**PROMPT:** Search the entries for the word "here" and pull out each line that has it.

+++++

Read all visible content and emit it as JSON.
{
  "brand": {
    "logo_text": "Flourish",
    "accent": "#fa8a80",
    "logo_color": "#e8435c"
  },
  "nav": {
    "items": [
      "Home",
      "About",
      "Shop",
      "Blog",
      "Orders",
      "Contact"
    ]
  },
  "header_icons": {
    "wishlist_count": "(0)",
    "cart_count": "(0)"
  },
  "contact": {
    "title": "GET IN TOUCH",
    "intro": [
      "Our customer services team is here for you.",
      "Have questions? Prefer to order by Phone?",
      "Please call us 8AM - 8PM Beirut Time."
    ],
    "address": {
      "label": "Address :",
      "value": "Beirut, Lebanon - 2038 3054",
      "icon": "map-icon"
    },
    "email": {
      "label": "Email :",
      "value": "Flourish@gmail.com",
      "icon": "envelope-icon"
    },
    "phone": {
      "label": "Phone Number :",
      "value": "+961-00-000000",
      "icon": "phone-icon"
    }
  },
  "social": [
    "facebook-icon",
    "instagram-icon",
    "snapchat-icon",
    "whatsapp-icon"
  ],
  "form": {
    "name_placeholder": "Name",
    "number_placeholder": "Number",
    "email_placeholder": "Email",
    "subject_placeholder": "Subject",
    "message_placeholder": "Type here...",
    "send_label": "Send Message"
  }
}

+++++

**FULL ANSWER:**
      "Our customer services team is here for you.",
    "message_placeholder": "Type here...",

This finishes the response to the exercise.